The exercise –
Count how many lines contain the word "this". Respond with the number alone.

[Data entries]
*****

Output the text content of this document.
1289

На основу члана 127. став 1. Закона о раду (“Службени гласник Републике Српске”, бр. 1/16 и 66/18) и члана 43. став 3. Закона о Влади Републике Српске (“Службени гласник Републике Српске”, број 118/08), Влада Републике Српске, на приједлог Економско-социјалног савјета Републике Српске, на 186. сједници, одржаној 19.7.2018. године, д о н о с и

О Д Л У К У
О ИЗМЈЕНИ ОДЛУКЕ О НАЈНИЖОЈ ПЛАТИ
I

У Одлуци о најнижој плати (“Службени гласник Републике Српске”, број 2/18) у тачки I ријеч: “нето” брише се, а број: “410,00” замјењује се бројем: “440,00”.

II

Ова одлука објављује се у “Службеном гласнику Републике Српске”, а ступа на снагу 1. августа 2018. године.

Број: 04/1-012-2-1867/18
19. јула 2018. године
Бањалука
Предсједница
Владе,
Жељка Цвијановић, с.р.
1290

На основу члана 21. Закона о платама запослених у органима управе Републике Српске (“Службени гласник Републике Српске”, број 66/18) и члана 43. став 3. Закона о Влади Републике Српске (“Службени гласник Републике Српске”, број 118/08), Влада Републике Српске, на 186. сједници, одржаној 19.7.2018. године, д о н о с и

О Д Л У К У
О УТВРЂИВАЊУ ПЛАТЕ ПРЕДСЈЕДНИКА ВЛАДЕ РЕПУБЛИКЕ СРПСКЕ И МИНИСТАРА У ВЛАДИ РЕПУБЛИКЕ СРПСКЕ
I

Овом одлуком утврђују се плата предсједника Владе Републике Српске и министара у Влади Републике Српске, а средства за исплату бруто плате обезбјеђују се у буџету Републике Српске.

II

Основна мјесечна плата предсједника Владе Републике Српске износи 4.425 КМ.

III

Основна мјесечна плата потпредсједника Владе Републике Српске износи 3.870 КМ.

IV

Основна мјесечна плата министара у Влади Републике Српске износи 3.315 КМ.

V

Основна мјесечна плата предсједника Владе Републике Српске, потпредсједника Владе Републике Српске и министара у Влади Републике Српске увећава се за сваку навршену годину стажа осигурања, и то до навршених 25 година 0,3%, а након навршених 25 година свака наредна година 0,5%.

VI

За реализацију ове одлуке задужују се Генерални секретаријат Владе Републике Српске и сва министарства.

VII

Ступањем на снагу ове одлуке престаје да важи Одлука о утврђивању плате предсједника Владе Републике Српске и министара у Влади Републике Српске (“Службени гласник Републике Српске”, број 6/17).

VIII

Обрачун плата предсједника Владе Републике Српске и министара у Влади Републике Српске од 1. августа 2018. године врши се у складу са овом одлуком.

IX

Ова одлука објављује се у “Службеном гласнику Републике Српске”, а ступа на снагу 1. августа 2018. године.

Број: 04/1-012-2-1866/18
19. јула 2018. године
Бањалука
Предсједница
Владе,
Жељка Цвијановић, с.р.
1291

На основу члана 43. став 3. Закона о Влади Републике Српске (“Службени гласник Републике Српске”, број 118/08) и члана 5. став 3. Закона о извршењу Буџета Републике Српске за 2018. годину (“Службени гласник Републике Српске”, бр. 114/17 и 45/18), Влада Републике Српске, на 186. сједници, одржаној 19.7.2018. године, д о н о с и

*****

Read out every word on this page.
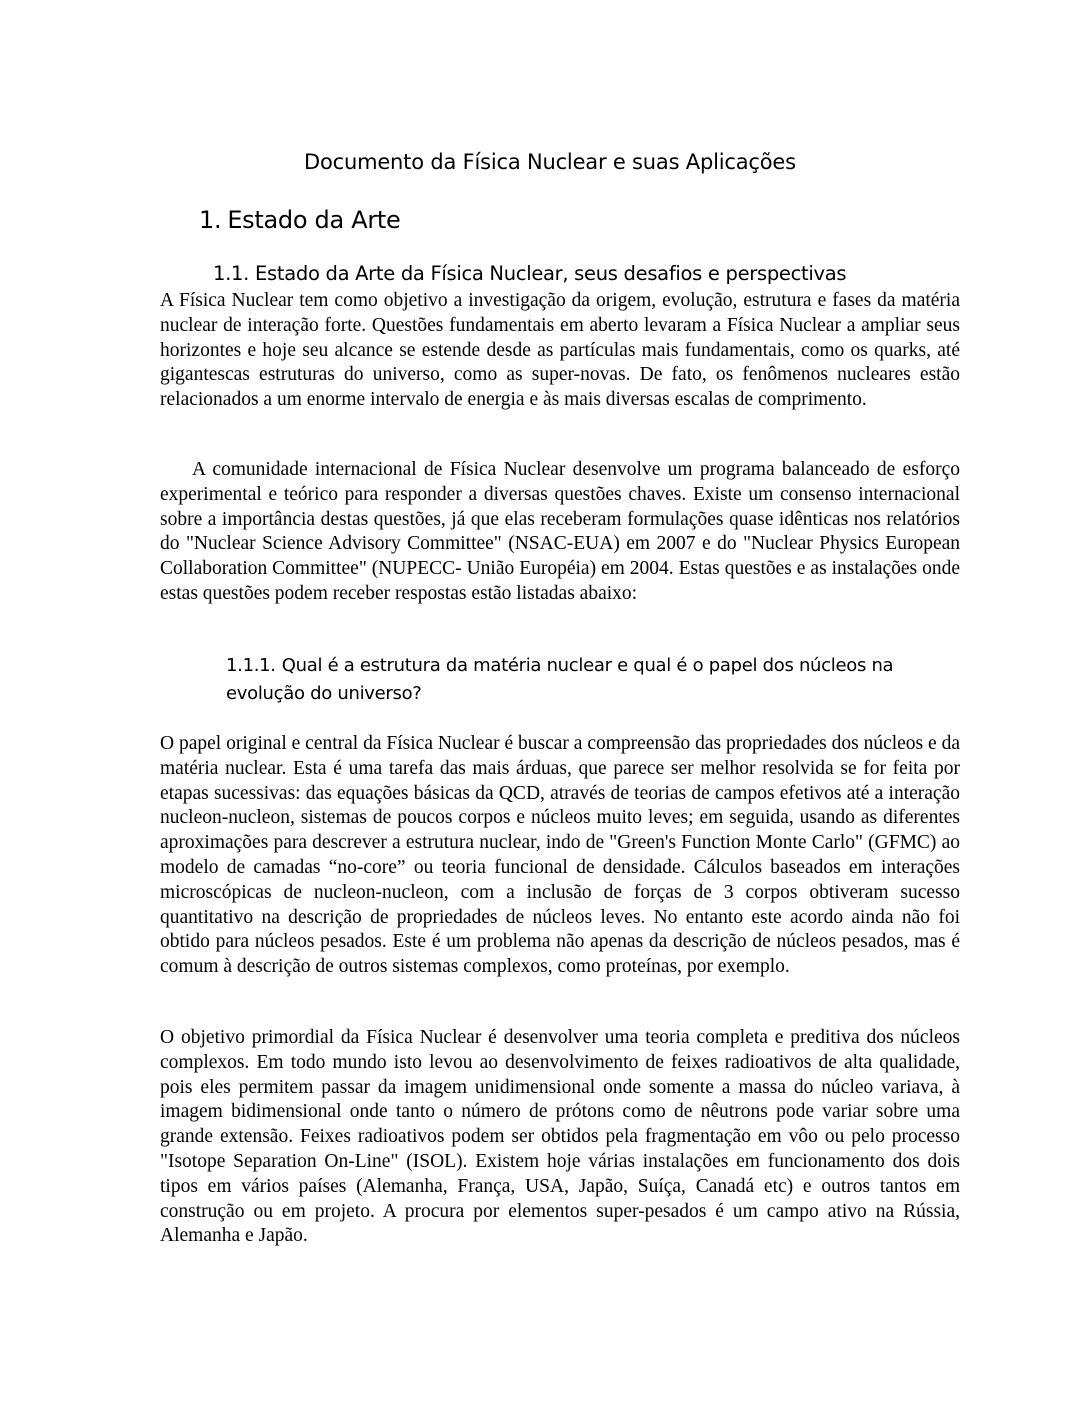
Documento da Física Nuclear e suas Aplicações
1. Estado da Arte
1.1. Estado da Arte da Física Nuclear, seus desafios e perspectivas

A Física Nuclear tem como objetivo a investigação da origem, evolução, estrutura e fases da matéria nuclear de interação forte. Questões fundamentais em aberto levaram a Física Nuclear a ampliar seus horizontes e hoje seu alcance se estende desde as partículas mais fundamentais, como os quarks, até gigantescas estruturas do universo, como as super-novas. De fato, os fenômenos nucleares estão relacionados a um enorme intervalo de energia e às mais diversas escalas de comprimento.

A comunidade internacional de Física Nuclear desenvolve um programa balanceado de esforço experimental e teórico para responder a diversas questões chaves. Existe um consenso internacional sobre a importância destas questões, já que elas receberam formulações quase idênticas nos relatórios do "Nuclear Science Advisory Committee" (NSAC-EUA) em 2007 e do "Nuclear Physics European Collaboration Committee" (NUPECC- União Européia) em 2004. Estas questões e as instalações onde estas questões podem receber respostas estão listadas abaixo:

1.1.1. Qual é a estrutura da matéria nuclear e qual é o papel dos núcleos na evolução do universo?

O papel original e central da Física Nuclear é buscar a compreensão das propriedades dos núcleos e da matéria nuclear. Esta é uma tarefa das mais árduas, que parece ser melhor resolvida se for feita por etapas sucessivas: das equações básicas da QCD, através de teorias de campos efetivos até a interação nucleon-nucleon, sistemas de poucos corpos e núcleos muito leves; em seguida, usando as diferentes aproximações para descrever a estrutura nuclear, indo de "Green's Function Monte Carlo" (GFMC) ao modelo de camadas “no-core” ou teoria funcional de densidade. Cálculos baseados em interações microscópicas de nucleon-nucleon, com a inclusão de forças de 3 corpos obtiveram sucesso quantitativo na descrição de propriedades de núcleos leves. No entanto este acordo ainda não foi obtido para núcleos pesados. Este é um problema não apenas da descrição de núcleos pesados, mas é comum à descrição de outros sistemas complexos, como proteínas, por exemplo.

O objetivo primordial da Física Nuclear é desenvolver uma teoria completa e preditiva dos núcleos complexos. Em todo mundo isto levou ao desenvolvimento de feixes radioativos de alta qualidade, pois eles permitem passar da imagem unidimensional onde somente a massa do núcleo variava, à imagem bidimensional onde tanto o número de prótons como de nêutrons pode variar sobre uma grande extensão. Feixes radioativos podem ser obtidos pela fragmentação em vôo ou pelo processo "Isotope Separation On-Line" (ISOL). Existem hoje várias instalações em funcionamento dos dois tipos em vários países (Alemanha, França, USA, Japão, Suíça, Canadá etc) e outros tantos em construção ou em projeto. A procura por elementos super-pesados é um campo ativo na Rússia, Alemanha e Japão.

*****

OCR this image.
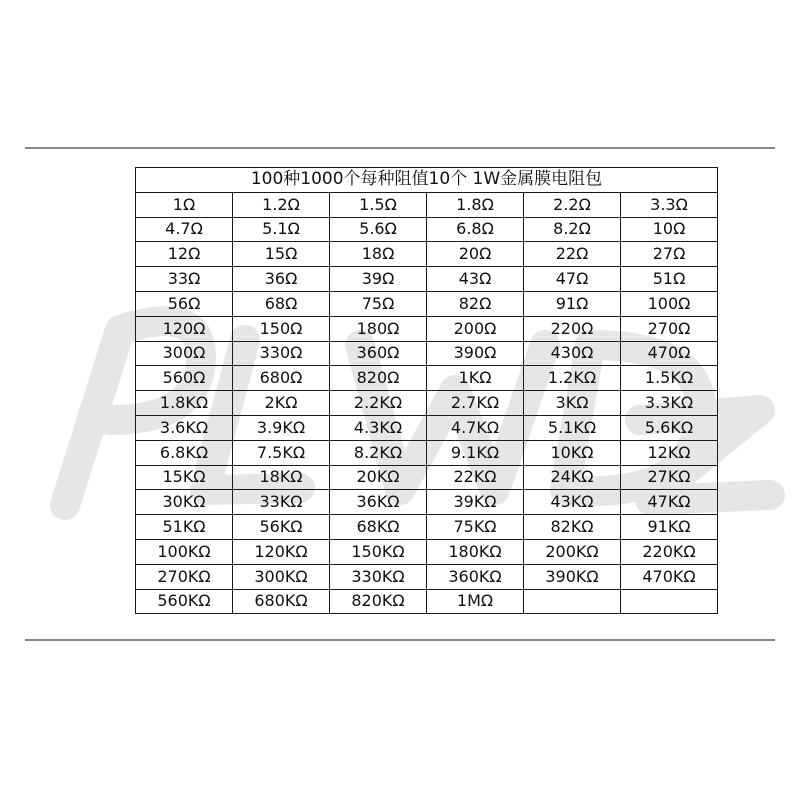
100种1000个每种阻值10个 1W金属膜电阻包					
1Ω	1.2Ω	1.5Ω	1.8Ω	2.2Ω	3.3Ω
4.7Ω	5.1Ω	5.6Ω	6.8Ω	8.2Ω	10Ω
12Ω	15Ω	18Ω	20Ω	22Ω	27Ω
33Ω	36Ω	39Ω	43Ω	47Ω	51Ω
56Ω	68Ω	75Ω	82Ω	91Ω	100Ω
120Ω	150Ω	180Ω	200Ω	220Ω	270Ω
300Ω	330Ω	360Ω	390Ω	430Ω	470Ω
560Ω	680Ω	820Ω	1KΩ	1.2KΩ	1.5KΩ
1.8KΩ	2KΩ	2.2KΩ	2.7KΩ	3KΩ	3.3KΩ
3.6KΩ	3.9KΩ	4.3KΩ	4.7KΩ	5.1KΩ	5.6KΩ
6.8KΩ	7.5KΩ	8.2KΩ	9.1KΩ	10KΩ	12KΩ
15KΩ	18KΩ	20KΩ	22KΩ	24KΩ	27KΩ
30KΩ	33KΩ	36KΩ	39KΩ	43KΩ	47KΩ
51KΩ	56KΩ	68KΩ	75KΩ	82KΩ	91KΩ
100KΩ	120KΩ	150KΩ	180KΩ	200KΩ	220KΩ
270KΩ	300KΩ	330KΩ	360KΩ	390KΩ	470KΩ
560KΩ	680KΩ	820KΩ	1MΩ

*****

The completed task –
3